» Aim:
Leaving out the pictures, please retype each record exactly.

# Stored rows start

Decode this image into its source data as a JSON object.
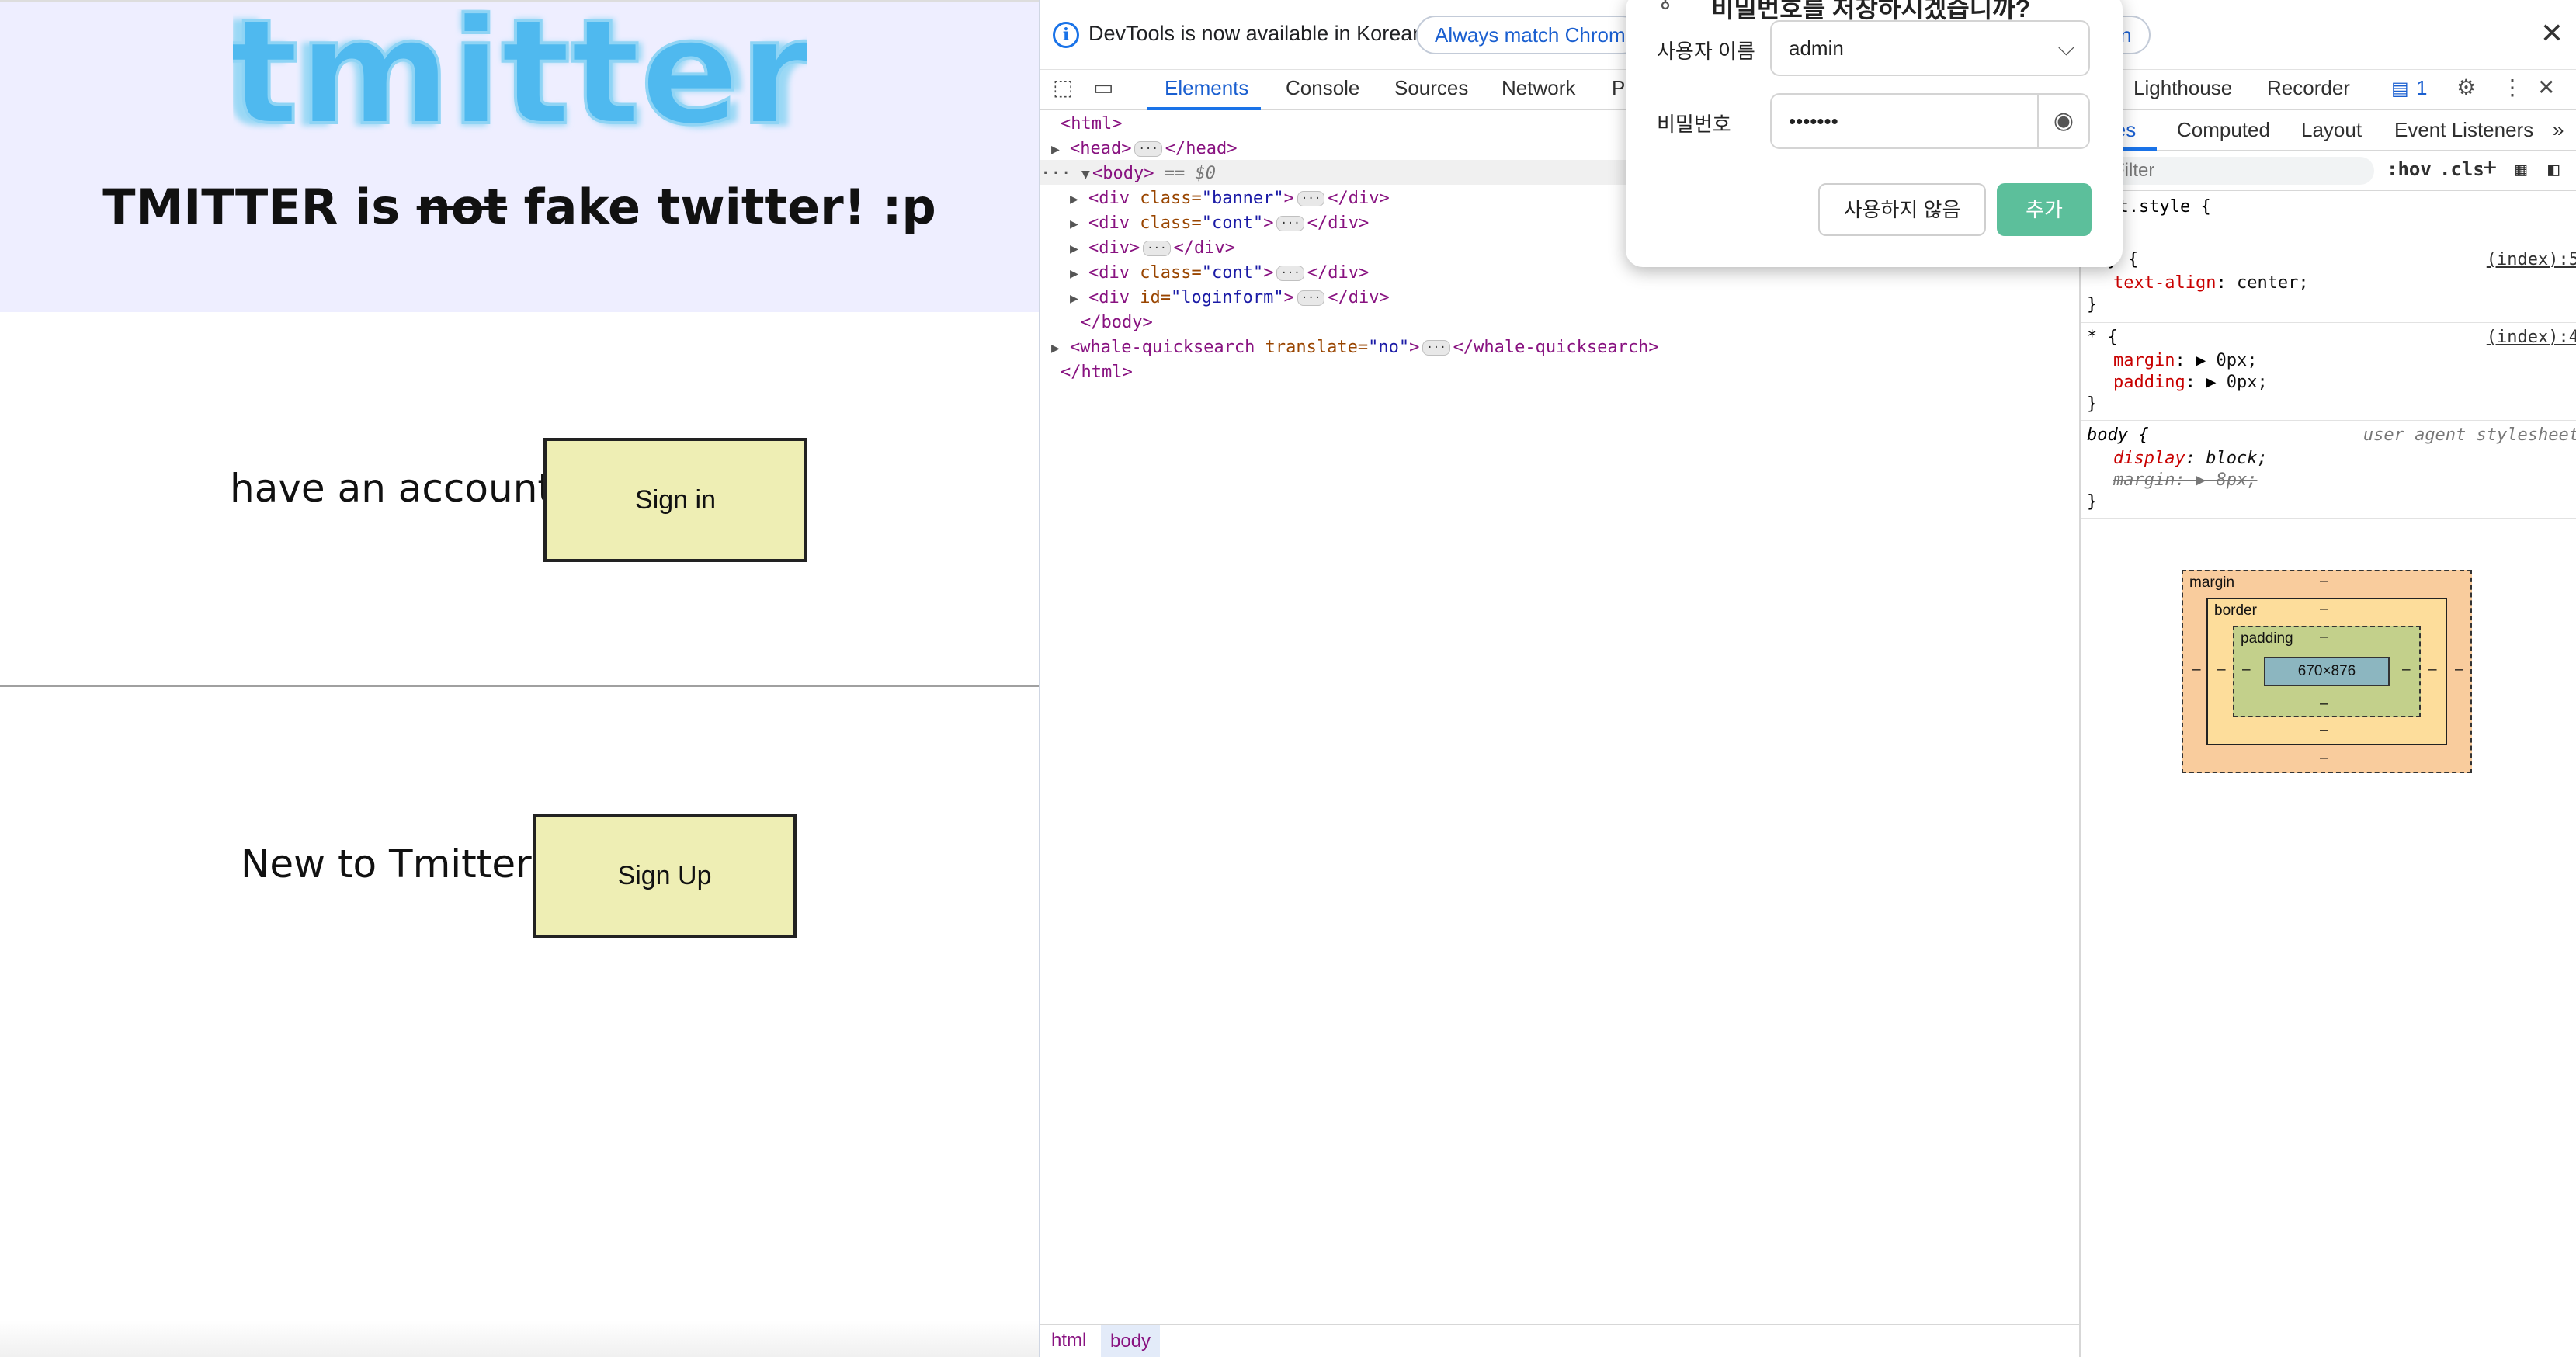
{
  "page": {
    "logo_text": "tmitter",
    "tagline_prefix": "TMITTER is ",
    "tagline_strike": "not",
    "tagline_suffix": " fake twitter! :p",
    "login_prompt": "have an account?",
    "signin_label": "Sign in",
    "signup_prompt": "New to Tmitter?",
    "signup_label": "Sign Up"
  },
  "devtools": {
    "info_text": "DevTools is now available in Korean!",
    "info_btn_match": "Always match Chrome's language",
    "info_btn_again": "w again",
    "tabs": [
      "Elements",
      "Console",
      "Sources",
      "Network",
      "Pe",
      "Lighthouse",
      "Recorder"
    ],
    "issues_count": "1",
    "dom": {
      "html_open": "<html>",
      "head": "<head>",
      "head_close": "</head>",
      "body_open": "<body>",
      "body_eq": " == $0",
      "div": "<div",
      "class_attr": " class=",
      "id_attr": " id=",
      "banner_val": "\"banner\"",
      "cont_val": "\"cont\"",
      "loginform_val": "\"loginform\"",
      "gt": ">",
      "div_plain": "<div>",
      "div_close": "</div>",
      "body_close": "</body>",
      "whale_open": "<whale-quicksearch",
      "translate_attr": " translate=",
      "translate_val": "\"no\"",
      "whale_close": "</whale-quicksearch>",
      "html_close": "</html>"
    },
    "breadcrumbs": [
      "html",
      "body"
    ],
    "subtabs": [
      "les",
      "Computed",
      "Layout",
      "Event Listeners"
    ],
    "filter_placeholder": "Filter",
    "hov": ":hov",
    "cls": ".cls",
    "css": {
      "element_style": "ent.style {",
      "rule1_selector": "ody {",
      "rule1_src": "(index):5",
      "rule1_prop": "text-align",
      "rule1_val": " center;",
      "rule2_selector": "* {",
      "rule2_src": "(index):4",
      "rule2_prop1": "margin",
      "rule2_val1": " 0px;",
      "rule2_prop2": "padding",
      "rule2_val2": " 0px;",
      "rule3_selector": "body {",
      "rule3_src": "user agent stylesheet",
      "rule3_prop1": "display",
      "rule3_val1": " block;",
      "rule3_prop2": "margin",
      "rule3_val2": " 8px;",
      "close": "}"
    },
    "boxmodel": {
      "margin": "margin",
      "border": "border",
      "padding": "padding",
      "dash": "–",
      "content": "670×876"
    }
  },
  "popup": {
    "title": "비밀번호를 저장하시겠습니까?",
    "username_label": "사용자 이름",
    "username_value": "admin",
    "password_label": "비밀번호",
    "password_value": "•••••••",
    "never_label": "사용하지 않음",
    "add_label": "추가"
  },
  "colors": {
    "banner_bg": "#eeeeff",
    "button_bg": "#eeeeb4",
    "accent": "#1a73e8",
    "popup_add": "#5cbf9b"
  }
}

# Stored rows end

» Answer to the task:
Decode this image into its source data as a JSON object.
{
  "page": {
    "logo_text": "tmitter",
    "tagline_prefix": "TMITTER is ",
    "tagline_strike": "not",
    "tagline_suffix": " fake twitter! :p",
    "login_prompt": "have an account?",
    "signin_label": "Sign in",
    "signup_prompt": "New to Tmitter?",
    "signup_label": "Sign Up"
  },
  "devtools": {
    "info_text": "DevTools is now available in Korean!",
    "info_btn_match": "Always match Chrome's language",
    "info_btn_again": "w again",
    "tabs": [
      "Elements",
      "Console",
      "Sources",
      "Network",
      "Pe",
      "Lighthouse",
      "Recorder"
    ],
    "issues_count": "1",
    "dom": {
      "html_open": "<html>",
      "head": "<head>",
      "head_close": "</head>",
      "body_open": "<body>",
      "body_eq": " == $0",
      "div": "<div",
      "class_attr": " class=",
      "id_attr": " id=",
      "banner_val": "\"banner\"",
      "cont_val": "\"cont\"",
      "loginform_val": "\"loginform\"",
      "gt": ">",
      "div_plain": "<div>",
      "div_close": "</div>",
      "body_close": "</body>",
      "whale_open": "<whale-quicksearch",
      "translate_attr": " translate=",
      "translate_val": "\"no\"",
      "whale_close": "</whale-quicksearch>",
      "html_close": "</html>"
    },
    "breadcrumbs": [
      "html",
      "body"
    ],
    "subtabs": [
      "les",
      "Computed",
      "Layout",
      "Event Listeners"
    ],
    "filter_placeholder": "Filter",
    "hov": ":hov",
    "cls": ".cls",
    "css": {
      "element_style": "ent.style {",
      "rule1_selector": "ody {",
      "rule1_src": "(index):5",
      "rule1_prop": "text-align",
      "rule1_val": " center;",
      "rule2_selector": "* {",
      "rule2_src": "(index):4",
      "rule2_prop1": "margin",
      "rule2_val1": " 0px;",
      "rule2_prop2": "padding",
      "rule2_val2": " 0px;",
      "rule3_selector": "body {",
      "rule3_src": "user agent stylesheet",
      "rule3_prop1": "display",
      "rule3_val1": " block;",
      "rule3_prop2": "margin",
      "rule3_val2": " 8px;",
      "close": "}"
    },
    "boxmodel": {
      "margin": "margin",
      "border": "border",
      "padding": "padding",
      "dash": "–",
      "content": "670×876"
    }
  },
  "popup": {
    "title": "비밀번호를 저장하시겠습니까?",
    "username_label": "사용자 이름",
    "username_value": "admin",
    "password_label": "비밀번호",
    "password_value": "•••••••",
    "never_label": "사용하지 않음",
    "add_label": "추가"
  },
  "colors": {
    "banner_bg": "#eeeeff",
    "button_bg": "#eeeeb4",
    "accent": "#1a73e8",
    "popup_add": "#5cbf9b"
  }
}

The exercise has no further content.